INPUT RECORDS:
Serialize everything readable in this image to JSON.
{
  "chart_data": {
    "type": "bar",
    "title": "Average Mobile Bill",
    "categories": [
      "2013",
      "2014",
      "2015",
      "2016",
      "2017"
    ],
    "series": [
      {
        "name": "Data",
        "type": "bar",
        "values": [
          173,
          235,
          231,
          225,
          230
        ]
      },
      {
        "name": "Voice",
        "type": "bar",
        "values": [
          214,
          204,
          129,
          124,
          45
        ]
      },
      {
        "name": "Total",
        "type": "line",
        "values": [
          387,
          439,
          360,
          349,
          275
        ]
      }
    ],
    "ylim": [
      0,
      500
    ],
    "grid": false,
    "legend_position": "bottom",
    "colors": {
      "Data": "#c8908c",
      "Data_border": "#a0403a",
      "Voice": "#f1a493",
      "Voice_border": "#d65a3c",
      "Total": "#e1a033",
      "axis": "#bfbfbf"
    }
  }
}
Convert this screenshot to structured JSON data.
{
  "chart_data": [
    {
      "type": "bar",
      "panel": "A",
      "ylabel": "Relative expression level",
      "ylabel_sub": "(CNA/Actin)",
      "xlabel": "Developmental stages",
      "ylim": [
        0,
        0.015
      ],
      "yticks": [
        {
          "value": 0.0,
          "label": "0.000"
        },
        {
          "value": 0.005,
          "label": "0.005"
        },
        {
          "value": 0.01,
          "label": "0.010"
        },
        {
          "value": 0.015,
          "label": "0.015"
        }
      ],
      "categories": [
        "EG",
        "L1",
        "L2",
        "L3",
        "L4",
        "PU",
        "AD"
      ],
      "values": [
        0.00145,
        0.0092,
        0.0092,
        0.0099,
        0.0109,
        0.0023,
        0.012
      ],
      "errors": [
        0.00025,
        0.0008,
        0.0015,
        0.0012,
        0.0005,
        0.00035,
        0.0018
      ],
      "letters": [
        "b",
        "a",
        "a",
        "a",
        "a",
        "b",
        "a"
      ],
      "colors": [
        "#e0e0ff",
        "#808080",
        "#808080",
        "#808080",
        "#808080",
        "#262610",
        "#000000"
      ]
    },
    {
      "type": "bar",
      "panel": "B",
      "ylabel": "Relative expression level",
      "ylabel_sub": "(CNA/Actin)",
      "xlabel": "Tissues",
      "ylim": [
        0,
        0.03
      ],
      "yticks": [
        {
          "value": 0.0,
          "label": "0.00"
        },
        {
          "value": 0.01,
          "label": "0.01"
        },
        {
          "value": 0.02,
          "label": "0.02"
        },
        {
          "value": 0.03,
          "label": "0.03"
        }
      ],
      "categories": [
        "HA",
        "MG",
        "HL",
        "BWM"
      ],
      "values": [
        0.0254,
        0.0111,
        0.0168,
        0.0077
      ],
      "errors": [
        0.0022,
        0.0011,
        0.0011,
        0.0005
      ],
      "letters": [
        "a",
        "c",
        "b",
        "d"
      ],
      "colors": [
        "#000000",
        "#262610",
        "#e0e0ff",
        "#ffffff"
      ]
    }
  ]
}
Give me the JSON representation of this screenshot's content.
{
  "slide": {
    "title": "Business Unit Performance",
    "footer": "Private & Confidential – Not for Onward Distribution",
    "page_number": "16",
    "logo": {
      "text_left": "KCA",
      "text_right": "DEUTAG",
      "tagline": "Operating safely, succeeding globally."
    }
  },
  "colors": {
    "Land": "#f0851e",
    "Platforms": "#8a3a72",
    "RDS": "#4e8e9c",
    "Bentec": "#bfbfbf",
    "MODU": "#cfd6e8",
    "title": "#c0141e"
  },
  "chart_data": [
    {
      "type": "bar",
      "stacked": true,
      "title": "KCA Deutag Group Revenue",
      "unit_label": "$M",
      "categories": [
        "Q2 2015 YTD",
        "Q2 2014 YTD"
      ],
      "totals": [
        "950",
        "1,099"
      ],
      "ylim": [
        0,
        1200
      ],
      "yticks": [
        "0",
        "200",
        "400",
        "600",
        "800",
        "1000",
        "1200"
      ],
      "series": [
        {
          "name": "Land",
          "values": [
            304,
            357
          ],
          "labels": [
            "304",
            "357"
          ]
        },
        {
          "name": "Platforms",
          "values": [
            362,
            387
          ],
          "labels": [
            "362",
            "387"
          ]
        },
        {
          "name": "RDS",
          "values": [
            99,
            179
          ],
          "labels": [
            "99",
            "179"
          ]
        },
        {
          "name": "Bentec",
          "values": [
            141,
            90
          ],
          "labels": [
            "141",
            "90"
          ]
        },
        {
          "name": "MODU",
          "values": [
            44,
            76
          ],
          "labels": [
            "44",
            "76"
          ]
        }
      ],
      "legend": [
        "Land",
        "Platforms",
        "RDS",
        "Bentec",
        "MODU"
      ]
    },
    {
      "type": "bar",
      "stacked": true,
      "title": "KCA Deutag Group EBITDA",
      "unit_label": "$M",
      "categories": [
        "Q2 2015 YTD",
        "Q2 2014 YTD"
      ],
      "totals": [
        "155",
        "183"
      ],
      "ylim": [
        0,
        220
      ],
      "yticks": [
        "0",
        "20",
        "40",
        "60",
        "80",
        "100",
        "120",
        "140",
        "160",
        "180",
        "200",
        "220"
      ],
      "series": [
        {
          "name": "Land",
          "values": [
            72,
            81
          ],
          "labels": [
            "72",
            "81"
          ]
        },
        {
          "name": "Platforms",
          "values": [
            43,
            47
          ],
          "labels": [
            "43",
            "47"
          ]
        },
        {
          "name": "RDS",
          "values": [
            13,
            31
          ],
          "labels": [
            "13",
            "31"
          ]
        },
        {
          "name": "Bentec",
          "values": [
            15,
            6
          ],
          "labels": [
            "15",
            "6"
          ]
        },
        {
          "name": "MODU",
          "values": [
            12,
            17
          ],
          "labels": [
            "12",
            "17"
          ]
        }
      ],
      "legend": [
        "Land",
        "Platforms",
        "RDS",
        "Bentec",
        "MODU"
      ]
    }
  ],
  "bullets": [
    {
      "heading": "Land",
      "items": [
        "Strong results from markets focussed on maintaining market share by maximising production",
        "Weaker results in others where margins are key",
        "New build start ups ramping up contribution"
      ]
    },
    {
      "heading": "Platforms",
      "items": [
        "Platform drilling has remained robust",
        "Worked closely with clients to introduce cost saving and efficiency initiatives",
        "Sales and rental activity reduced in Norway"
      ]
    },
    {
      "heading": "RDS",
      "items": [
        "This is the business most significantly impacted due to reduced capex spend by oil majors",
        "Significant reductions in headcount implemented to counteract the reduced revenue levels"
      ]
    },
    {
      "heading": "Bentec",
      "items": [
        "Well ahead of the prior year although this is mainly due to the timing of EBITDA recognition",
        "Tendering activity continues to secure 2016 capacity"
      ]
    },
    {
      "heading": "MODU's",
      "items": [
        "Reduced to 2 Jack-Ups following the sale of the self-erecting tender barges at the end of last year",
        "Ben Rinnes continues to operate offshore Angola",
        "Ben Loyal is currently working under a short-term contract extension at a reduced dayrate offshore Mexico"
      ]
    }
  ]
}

AIM OF THE EXERCISE:
Go through the listing above and return every line where the word "offshore" occurs.

CORRECT OUTPUT:
        "Ben Rinnes continues to operate offshore Angola",
        "Ben Loyal is currently working under a short-term contract extension at a reduced dayrate offshore Mexico"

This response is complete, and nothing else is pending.